(Extracted data entries)
####################

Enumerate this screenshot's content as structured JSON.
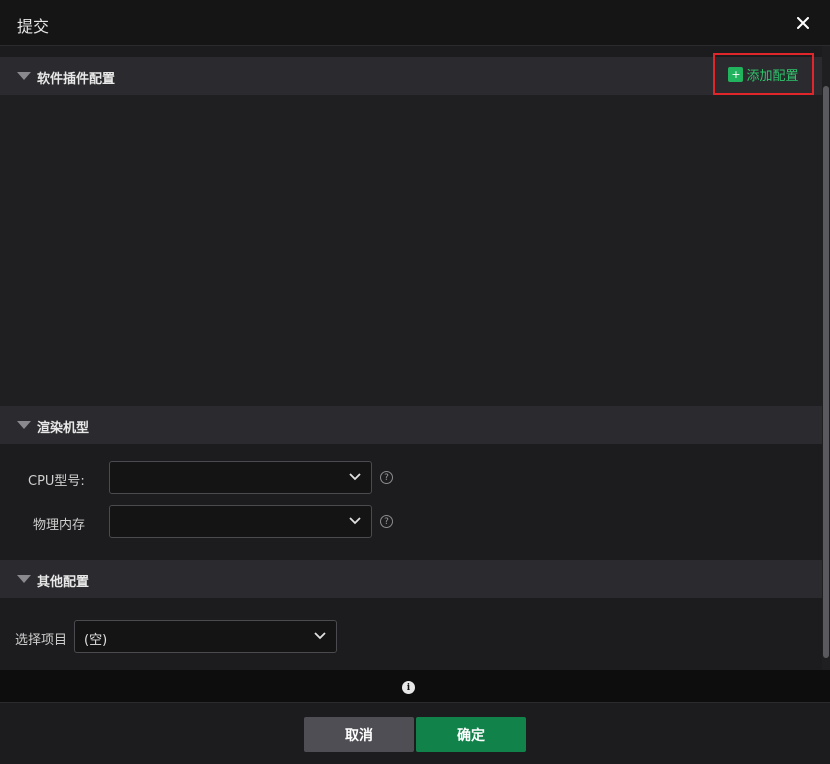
{
  "dialog": {
    "title": "提交",
    "close_glyph": "✕"
  },
  "sections": {
    "plugins": {
      "label": "软件插件配置",
      "add_label": "添加配置",
      "add_icon": "+"
    },
    "render": {
      "label": "渲染机型"
    },
    "other": {
      "label": "其他配置"
    }
  },
  "form": {
    "cpu": {
      "label": "CPU型号:",
      "value": ""
    },
    "memory": {
      "label": "物理内存",
      "value": ""
    },
    "project": {
      "label": "选择项目",
      "value": "(空)"
    },
    "help_glyph": "?"
  },
  "info": {
    "glyph": "i"
  },
  "footer": {
    "cancel_label": "取消",
    "ok_label": "确定"
  },
  "colors": {
    "accent_green": "#11824a",
    "highlight_red": "#e0262b"
  }
}
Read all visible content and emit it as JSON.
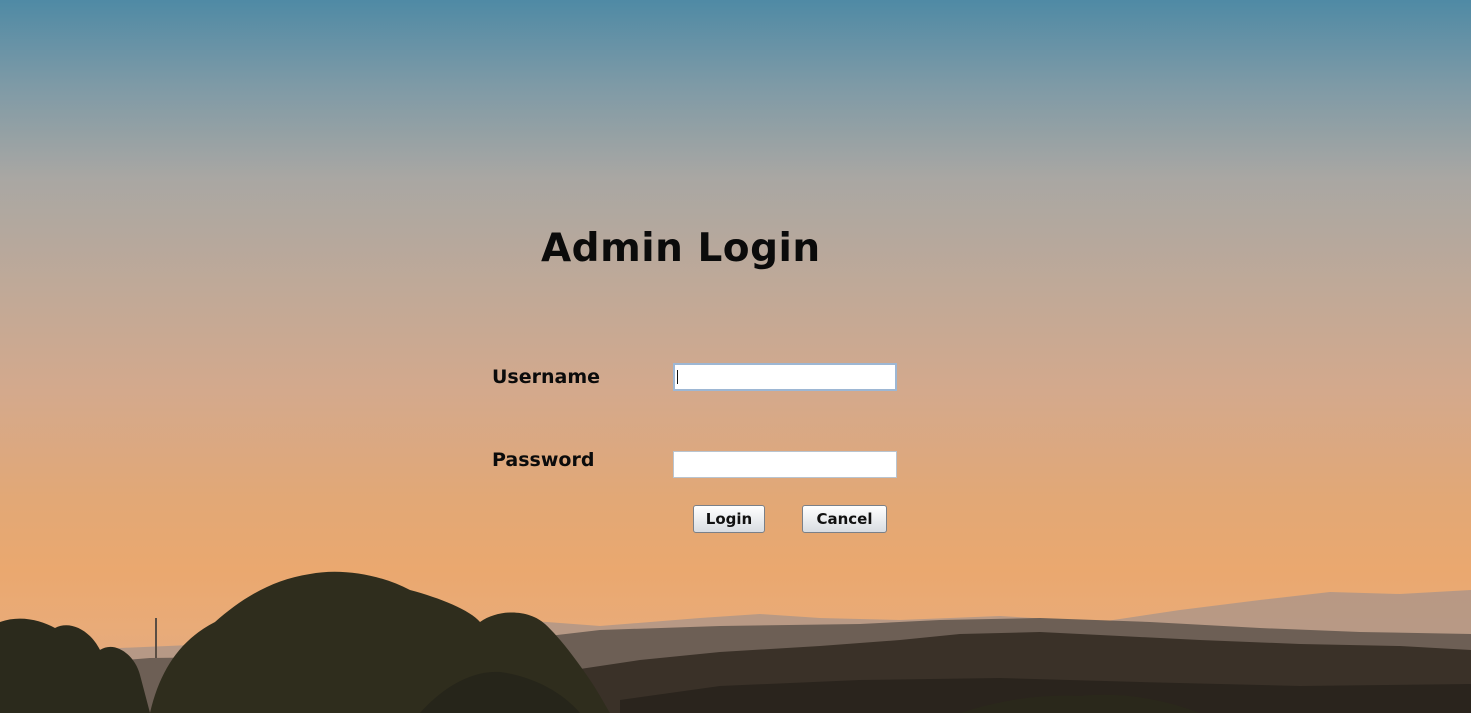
{
  "login_form": {
    "title": "Admin Login",
    "username_label": "Username",
    "username_value": "",
    "password_label": "Password",
    "password_value": "",
    "login_button": "Login",
    "cancel_button": "Cancel"
  },
  "colors": {
    "sky_top": "#4f8aa5",
    "sky_bottom": "#eaa86f",
    "text": "#0b0b0b"
  }
}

####################

State how many lines in the entries above include the word "content"; reply with the number alone.

Answer to the exercise>
2